→ Exercise details: Output the entries verbatim, including every line.

-.-.-

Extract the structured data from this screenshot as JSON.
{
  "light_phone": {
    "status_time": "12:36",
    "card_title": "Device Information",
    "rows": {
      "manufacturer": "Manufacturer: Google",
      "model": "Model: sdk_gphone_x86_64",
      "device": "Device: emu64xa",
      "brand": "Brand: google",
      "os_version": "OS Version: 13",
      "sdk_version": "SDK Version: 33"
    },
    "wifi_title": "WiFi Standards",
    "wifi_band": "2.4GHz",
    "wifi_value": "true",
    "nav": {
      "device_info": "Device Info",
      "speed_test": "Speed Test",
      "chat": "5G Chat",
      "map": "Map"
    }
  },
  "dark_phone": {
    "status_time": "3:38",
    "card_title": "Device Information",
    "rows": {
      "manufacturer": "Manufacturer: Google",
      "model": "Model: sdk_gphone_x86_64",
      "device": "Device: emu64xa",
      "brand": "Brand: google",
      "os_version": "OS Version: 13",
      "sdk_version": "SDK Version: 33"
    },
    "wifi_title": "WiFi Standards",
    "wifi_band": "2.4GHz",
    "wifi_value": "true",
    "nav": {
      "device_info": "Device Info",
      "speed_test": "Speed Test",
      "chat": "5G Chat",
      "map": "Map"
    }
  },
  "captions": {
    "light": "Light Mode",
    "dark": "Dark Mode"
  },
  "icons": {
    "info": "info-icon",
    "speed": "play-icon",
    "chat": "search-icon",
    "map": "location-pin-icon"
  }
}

-.-.-

→ Answer in full:
Extract the structured data from this screenshot as JSON.
{
  "light_phone": {
    "status_time": "12:36",
    "card_title": "Device Information",
    "rows": {
      "manufacturer": "Manufacturer: Google",
      "model": "Model: sdk_gphone_x86_64",
      "device": "Device: emu64xa",
      "brand": "Brand: google",
      "os_version": "OS Version: 13",
      "sdk_version": "SDK Version: 33"
    },
    "wifi_title": "WiFi Standards",
    "wifi_band": "2.4GHz",
    "wifi_value": "true",
    "nav": {
      "device_info": "Device Info",
      "speed_test": "Speed Test",
      "chat": "5G Chat",
      "map": "Map"
    }
  },
  "dark_phone": {
    "status_time": "3:38",
    "card_title": "Device Information",
    "rows": {
      "manufacturer": "Manufacturer: Google",
      "model": "Model: sdk_gphone_x86_64",
      "device": "Device: emu64xa",
      "brand": "Brand: google",
      "os_version": "OS Version: 13",
      "sdk_version": "SDK Version: 33"
    },
    "wifi_title": "WiFi Standards",
    "wifi_band": "2.4GHz",
    "wifi_value": "true",
    "nav": {
      "device_info": "Device Info",
      "speed_test": "Speed Test",
      "chat": "5G Chat",
      "map": "Map"
    }
  },
  "captions": {
    "light": "Light Mode",
    "dark": "Dark Mode"
  },
  "icons": {
    "info": "info-icon",
    "speed": "play-icon",
    "chat": "search-icon",
    "map": "location-pin-icon"
  }
}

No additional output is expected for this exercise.